◆ What needs to be done: Copy every line of the data exactly, leaving nothing out.

## begin

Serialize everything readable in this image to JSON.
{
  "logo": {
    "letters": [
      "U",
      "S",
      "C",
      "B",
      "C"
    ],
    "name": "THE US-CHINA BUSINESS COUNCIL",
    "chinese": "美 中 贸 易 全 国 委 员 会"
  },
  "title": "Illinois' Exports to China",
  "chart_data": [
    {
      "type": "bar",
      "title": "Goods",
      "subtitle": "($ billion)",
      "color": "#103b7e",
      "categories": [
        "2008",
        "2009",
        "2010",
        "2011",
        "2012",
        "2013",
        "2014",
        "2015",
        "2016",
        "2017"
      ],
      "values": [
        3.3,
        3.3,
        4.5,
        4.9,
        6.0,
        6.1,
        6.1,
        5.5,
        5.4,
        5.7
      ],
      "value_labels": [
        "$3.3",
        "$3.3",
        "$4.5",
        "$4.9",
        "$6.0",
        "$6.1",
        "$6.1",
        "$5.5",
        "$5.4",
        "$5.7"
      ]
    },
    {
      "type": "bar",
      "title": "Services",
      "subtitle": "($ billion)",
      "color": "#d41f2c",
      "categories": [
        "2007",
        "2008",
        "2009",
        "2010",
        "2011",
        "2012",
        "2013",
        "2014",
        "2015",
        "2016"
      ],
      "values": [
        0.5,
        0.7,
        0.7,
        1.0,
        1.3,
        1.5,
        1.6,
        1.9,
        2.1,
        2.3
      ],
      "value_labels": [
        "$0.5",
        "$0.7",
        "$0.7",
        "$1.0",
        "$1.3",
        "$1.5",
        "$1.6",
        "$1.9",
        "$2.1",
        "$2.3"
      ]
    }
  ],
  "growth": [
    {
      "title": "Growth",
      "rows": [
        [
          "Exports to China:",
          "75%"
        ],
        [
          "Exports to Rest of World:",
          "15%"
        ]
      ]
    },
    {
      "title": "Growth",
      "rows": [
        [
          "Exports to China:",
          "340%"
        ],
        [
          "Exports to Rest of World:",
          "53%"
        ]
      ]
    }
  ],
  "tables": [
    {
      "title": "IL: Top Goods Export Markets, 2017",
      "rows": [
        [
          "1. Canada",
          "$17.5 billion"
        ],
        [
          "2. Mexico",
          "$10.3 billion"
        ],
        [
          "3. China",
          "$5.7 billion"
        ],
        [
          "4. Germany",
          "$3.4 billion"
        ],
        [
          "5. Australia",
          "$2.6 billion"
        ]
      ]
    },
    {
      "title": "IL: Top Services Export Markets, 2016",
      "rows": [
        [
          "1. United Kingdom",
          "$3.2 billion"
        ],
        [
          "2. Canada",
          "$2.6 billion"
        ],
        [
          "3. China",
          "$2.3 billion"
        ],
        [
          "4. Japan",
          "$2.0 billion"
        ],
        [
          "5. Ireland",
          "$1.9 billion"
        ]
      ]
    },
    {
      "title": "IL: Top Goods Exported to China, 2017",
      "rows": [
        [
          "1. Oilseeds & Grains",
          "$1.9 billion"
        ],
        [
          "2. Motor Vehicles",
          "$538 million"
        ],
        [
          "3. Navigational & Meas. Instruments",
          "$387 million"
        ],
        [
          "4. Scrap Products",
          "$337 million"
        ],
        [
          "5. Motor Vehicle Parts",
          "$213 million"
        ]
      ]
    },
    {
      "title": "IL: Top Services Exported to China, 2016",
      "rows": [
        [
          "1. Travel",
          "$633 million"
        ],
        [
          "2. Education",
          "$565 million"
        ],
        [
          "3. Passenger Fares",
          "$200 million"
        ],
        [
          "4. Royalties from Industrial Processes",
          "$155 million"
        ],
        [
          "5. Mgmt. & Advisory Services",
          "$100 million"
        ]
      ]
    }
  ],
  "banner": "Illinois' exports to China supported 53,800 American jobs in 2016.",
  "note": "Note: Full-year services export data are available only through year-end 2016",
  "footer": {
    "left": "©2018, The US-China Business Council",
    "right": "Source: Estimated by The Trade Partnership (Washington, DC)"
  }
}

## end

◆ Exercise answer:
Serialize everything readable in this image to JSON.
{
  "logo": {
    "letters": [
      "U",
      "S",
      "C",
      "B",
      "C"
    ],
    "name": "THE US-CHINA BUSINESS COUNCIL",
    "chinese": "美 中 贸 易 全 国 委 员 会"
  },
  "title": "Illinois' Exports to China",
  "chart_data": [
    {
      "type": "bar",
      "title": "Goods",
      "subtitle": "($ billion)",
      "color": "#103b7e",
      "categories": [
        "2008",
        "2009",
        "2010",
        "2011",
        "2012",
        "2013",
        "2014",
        "2015",
        "2016",
        "2017"
      ],
      "values": [
        3.3,
        3.3,
        4.5,
        4.9,
        6.0,
        6.1,
        6.1,
        5.5,
        5.4,
        5.7
      ],
      "value_labels": [
        "$3.3",
        "$3.3",
        "$4.5",
        "$4.9",
        "$6.0",
        "$6.1",
        "$6.1",
        "$5.5",
        "$5.4",
        "$5.7"
      ]
    },
    {
      "type": "bar",
      "title": "Services",
      "subtitle": "($ billion)",
      "color": "#d41f2c",
      "categories": [
        "2007",
        "2008",
        "2009",
        "2010",
        "2011",
        "2012",
        "2013",
        "2014",
        "2015",
        "2016"
      ],
      "values": [
        0.5,
        0.7,
        0.7,
        1.0,
        1.3,
        1.5,
        1.6,
        1.9,
        2.1,
        2.3
      ],
      "value_labels": [
        "$0.5",
        "$0.7",
        "$0.7",
        "$1.0",
        "$1.3",
        "$1.5",
        "$1.6",
        "$1.9",
        "$2.1",
        "$2.3"
      ]
    }
  ],
  "growth": [
    {
      "title": "Growth",
      "rows": [
        [
          "Exports to China:",
          "75%"
        ],
        [
          "Exports to Rest of World:",
          "15%"
        ]
      ]
    },
    {
      "title": "Growth",
      "rows": [
        [
          "Exports to China:",
          "340%"
        ],
        [
          "Exports to Rest of World:",
          "53%"
        ]
      ]
    }
  ],
  "tables": [
    {
      "title": "IL: Top Goods Export Markets, 2017",
      "rows": [
        [
          "1. Canada",
          "$17.5 billion"
        ],
        [
          "2. Mexico",
          "$10.3 billion"
        ],
        [
          "3. China",
          "$5.7 billion"
        ],
        [
          "4. Germany",
          "$3.4 billion"
        ],
        [
          "5. Australia",
          "$2.6 billion"
        ]
      ]
    },
    {
      "title": "IL: Top Services Export Markets, 2016",
      "rows": [
        [
          "1. United Kingdom",
          "$3.2 billion"
        ],
        [
          "2. Canada",
          "$2.6 billion"
        ],
        [
          "3. China",
          "$2.3 billion"
        ],
        [
          "4. Japan",
          "$2.0 billion"
        ],
        [
          "5. Ireland",
          "$1.9 billion"
        ]
      ]
    },
    {
      "title": "IL: Top Goods Exported to China, 2017",
      "rows": [
        [
          "1. Oilseeds & Grains",
          "$1.9 billion"
        ],
        [
          "2. Motor Vehicles",
          "$538 million"
        ],
        [
          "3. Navigational & Meas. Instruments",
          "$387 million"
        ],
        [
          "4. Scrap Products",
          "$337 million"
        ],
        [
          "5. Motor Vehicle Parts",
          "$213 million"
        ]
      ]
    },
    {
      "title": "IL: Top Services Exported to China, 2016",
      "rows": [
        [
          "1. Travel",
          "$633 million"
        ],
        [
          "2. Education",
          "$565 million"
        ],
        [
          "3. Passenger Fares",
          "$200 million"
        ],
        [
          "4. Royalties from Industrial Processes",
          "$155 million"
        ],
        [
          "5. Mgmt. & Advisory Services",
          "$100 million"
        ]
      ]
    }
  ],
  "banner": "Illinois' exports to China supported 53,800 American jobs in 2016.",
  "note": "Note: Full-year services export data are available only through year-end 2016",
  "footer": {
    "left": "©2018, The US-China Business Council",
    "right": "Source: Estimated by The Trade Partnership (Washington, DC)"
  }
}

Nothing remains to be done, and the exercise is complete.